- _Objective_: Repeat, without any change, the entries presented below.
━━ Excerpted records
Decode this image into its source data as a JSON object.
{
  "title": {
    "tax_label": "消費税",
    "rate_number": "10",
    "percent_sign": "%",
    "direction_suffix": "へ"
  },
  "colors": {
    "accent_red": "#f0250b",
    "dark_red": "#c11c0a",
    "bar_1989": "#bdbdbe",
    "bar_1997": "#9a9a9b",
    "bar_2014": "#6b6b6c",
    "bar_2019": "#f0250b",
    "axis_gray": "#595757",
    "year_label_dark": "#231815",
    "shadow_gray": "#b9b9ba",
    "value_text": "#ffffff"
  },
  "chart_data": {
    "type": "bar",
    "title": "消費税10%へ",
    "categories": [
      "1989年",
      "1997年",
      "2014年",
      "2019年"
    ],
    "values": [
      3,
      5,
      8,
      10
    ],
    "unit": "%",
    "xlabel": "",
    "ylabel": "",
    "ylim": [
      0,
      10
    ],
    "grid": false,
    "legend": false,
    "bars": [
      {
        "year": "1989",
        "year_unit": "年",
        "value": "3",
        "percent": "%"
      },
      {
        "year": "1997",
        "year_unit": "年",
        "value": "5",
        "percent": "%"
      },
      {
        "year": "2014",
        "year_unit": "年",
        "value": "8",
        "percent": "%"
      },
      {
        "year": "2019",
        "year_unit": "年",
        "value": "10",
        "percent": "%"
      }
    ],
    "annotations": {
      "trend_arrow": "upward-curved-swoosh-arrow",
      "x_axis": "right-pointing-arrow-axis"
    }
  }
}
━━━━
- _Output for this exercise_:
Decode this image into its source data as a JSON object.
{
  "title": {
    "tax_label": "消費税",
    "rate_number": "10",
    "percent_sign": "%",
    "direction_suffix": "へ"
  },
  "colors": {
    "accent_red": "#f0250b",
    "dark_red": "#c11c0a",
    "bar_1989": "#bdbdbe",
    "bar_1997": "#9a9a9b",
    "bar_2014": "#6b6b6c",
    "bar_2019": "#f0250b",
    "axis_gray": "#595757",
    "year_label_dark": "#231815",
    "shadow_gray": "#b9b9ba",
    "value_text": "#ffffff"
  },
  "chart_data": {
    "type": "bar",
    "title": "消費税10%へ",
    "categories": [
      "1989年",
      "1997年",
      "2014年",
      "2019年"
    ],
    "values": [
      3,
      5,
      8,
      10
    ],
    "unit": "%",
    "xlabel": "",
    "ylabel": "",
    "ylim": [
      0,
      10
    ],
    "grid": false,
    "legend": false,
    "bars": [
      {
        "year": "1989",
        "year_unit": "年",
        "value": "3",
        "percent": "%"
      },
      {
        "year": "1997",
        "year_unit": "年",
        "value": "5",
        "percent": "%"
      },
      {
        "year": "2014",
        "year_unit": "年",
        "value": "8",
        "percent": "%"
      },
      {
        "year": "2019",
        "year_unit": "年",
        "value": "10",
        "percent": "%"
      }
    ],
    "annotations": {
      "trend_arrow": "upward-curved-swoosh-arrow",
      "x_axis": "right-pointing-arrow-axis"
    }
  }
}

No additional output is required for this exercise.